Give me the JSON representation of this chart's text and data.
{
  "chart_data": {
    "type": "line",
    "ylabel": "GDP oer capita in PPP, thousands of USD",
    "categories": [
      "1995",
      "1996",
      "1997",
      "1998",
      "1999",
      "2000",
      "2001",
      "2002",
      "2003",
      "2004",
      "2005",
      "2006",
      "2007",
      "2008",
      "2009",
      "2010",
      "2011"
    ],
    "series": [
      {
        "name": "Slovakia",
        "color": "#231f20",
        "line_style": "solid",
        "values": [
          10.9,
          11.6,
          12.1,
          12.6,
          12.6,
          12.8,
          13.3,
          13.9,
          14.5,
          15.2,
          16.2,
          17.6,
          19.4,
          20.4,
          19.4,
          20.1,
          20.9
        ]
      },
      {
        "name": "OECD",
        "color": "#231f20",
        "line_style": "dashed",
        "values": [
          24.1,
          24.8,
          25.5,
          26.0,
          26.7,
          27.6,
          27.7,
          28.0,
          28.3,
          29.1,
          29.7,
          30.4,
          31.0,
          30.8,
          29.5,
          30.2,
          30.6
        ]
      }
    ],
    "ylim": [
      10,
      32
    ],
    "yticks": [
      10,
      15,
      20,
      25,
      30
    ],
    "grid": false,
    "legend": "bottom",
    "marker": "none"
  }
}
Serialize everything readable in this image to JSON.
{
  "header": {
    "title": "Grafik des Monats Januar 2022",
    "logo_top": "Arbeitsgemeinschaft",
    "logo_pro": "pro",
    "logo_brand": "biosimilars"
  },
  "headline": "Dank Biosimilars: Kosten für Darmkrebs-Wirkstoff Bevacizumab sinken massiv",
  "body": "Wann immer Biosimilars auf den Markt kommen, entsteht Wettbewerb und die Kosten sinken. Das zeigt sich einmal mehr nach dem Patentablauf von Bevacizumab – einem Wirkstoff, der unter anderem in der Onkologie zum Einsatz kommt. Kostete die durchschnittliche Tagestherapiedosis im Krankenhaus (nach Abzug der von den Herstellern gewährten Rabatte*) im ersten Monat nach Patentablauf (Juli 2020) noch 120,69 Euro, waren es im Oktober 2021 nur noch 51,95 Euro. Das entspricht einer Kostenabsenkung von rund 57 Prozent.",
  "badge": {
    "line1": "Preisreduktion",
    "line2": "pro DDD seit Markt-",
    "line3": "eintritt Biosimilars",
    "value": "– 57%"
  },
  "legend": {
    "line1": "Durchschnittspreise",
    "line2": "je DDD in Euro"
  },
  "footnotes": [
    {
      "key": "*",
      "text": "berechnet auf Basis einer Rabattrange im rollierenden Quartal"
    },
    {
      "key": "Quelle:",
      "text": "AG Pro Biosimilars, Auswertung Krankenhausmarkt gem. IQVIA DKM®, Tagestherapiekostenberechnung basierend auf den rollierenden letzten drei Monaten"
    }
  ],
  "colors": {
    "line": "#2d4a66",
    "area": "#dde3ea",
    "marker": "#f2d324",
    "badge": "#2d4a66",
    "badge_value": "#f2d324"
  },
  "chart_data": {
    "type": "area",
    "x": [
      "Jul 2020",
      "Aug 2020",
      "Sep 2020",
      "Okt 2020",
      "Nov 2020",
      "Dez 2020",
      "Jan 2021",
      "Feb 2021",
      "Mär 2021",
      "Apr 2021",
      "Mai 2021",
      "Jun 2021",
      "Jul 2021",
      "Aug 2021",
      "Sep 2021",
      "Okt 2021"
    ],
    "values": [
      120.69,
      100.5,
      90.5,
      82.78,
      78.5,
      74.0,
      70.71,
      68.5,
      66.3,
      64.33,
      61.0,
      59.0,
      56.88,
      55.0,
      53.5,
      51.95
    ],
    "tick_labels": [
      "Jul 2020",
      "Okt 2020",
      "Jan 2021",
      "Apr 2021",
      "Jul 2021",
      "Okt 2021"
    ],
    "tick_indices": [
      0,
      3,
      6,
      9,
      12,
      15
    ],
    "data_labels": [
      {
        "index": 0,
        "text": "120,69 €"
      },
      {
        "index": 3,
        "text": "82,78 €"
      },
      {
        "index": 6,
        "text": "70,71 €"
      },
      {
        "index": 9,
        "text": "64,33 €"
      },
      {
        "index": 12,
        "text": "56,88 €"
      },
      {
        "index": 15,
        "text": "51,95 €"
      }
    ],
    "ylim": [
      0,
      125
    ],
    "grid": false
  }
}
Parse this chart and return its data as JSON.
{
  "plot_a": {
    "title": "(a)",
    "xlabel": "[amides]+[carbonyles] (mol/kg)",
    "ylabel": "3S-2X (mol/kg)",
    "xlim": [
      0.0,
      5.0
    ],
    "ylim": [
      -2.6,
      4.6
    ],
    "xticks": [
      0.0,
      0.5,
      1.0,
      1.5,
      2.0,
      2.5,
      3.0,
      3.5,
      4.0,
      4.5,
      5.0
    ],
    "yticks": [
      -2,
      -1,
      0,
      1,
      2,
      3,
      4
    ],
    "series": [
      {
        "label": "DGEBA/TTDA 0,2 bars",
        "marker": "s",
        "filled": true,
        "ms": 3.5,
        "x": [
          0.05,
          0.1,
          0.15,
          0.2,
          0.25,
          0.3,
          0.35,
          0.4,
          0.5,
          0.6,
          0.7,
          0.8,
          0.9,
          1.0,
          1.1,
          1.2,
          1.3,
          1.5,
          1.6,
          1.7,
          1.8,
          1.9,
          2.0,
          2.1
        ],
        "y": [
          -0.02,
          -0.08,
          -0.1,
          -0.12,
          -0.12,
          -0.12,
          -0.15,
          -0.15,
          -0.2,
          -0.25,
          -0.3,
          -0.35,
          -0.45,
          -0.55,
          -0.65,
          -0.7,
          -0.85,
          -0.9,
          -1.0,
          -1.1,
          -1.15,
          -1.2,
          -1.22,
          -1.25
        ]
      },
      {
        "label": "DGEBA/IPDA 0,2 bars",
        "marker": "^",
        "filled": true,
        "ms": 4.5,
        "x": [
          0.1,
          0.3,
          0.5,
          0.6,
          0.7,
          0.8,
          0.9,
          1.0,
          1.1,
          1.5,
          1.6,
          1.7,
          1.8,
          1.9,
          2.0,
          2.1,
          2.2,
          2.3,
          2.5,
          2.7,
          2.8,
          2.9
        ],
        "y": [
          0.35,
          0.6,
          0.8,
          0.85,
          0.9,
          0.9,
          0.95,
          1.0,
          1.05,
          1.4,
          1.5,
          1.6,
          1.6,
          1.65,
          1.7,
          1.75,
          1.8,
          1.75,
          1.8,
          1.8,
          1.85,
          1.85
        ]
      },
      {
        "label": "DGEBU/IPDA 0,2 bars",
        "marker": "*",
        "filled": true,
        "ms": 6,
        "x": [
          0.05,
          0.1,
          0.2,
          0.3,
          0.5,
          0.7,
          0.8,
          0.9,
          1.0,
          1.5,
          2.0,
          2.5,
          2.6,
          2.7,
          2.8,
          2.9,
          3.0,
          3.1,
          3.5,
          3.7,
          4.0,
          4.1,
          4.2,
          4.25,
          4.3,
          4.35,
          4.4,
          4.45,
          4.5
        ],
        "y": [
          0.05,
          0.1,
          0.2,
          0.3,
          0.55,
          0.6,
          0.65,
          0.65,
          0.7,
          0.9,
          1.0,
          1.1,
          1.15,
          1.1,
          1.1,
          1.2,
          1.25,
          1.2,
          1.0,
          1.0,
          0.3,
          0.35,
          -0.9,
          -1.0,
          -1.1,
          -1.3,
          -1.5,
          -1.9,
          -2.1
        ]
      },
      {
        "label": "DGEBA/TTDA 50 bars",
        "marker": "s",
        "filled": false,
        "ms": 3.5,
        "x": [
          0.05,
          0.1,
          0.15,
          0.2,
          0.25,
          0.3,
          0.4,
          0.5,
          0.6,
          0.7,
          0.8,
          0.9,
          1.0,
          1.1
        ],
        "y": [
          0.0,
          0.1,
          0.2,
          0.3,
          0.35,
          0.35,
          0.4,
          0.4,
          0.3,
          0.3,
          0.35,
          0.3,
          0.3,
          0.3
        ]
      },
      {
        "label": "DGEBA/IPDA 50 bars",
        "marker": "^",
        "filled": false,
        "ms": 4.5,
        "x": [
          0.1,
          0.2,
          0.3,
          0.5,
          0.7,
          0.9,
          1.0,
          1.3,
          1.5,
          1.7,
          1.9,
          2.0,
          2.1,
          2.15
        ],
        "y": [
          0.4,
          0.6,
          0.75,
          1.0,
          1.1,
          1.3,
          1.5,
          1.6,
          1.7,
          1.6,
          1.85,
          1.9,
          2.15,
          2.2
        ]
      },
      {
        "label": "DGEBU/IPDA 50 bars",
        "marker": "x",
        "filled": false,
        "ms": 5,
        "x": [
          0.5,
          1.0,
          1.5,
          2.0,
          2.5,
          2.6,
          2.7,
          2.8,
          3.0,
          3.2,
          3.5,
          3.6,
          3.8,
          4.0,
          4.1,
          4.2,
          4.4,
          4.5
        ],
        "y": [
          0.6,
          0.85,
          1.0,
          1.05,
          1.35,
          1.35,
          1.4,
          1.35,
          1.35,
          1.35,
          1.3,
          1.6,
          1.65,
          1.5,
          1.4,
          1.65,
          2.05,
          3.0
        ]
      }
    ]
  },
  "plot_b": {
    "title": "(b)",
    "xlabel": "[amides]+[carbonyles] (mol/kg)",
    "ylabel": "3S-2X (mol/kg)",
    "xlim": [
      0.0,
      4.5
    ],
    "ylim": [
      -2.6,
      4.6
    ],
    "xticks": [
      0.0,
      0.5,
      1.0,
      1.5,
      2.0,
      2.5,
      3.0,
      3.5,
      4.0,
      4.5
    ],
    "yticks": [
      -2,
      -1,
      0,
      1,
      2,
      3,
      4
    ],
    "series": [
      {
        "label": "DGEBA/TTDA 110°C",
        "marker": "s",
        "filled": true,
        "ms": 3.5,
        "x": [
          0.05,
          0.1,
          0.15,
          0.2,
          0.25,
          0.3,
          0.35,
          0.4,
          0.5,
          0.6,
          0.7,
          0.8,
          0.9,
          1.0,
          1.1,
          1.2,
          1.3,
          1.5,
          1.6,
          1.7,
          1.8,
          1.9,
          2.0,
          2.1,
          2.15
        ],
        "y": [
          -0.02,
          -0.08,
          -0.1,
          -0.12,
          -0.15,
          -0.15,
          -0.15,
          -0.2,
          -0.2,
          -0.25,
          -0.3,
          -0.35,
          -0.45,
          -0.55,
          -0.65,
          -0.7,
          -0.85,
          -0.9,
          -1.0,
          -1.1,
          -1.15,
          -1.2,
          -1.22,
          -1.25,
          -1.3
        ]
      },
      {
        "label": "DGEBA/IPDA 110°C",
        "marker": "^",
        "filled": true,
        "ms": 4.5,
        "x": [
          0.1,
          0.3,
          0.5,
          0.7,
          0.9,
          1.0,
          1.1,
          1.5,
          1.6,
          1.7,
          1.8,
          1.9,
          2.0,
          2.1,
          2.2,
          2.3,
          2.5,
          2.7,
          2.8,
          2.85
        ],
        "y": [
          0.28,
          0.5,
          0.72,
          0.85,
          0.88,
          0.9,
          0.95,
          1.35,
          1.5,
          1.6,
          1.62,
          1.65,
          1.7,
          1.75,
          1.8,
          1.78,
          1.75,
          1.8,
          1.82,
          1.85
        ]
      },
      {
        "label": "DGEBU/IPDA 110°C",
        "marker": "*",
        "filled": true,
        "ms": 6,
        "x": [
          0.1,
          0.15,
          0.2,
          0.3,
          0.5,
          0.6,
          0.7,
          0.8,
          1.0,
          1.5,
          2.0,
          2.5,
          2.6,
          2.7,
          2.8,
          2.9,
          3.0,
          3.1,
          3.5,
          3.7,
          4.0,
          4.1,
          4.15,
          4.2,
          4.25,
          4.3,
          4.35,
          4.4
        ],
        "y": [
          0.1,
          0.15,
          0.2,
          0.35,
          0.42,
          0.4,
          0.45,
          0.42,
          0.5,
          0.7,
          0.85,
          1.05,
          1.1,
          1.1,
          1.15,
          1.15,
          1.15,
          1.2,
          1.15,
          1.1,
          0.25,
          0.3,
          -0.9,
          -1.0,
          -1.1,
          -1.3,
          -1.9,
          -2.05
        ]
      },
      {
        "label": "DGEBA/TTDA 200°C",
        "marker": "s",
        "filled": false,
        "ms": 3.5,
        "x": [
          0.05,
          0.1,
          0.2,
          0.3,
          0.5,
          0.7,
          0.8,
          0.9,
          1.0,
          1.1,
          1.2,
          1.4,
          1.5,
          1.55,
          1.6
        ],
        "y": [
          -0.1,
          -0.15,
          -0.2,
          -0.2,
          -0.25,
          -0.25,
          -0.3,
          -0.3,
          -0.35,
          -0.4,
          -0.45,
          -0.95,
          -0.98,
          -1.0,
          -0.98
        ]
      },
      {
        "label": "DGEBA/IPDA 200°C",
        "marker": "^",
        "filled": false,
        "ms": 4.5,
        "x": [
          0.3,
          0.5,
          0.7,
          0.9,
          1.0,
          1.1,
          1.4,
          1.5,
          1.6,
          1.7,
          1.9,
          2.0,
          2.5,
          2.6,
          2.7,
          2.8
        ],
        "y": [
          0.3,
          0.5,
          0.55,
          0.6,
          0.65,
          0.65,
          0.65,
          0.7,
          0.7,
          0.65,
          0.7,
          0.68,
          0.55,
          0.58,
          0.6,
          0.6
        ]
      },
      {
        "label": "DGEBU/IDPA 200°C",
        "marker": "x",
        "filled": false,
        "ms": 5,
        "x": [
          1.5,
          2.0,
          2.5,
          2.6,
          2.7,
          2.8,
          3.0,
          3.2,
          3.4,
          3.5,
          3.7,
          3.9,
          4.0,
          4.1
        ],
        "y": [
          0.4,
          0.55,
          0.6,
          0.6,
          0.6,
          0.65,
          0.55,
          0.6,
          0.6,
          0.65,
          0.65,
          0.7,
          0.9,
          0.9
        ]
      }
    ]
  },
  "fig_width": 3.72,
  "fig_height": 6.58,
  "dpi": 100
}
=====
CHALLENGE
Among the entries, how many lines include the word "title"? Answer with a single number and nothing further.

RESULT OF THE TASK
3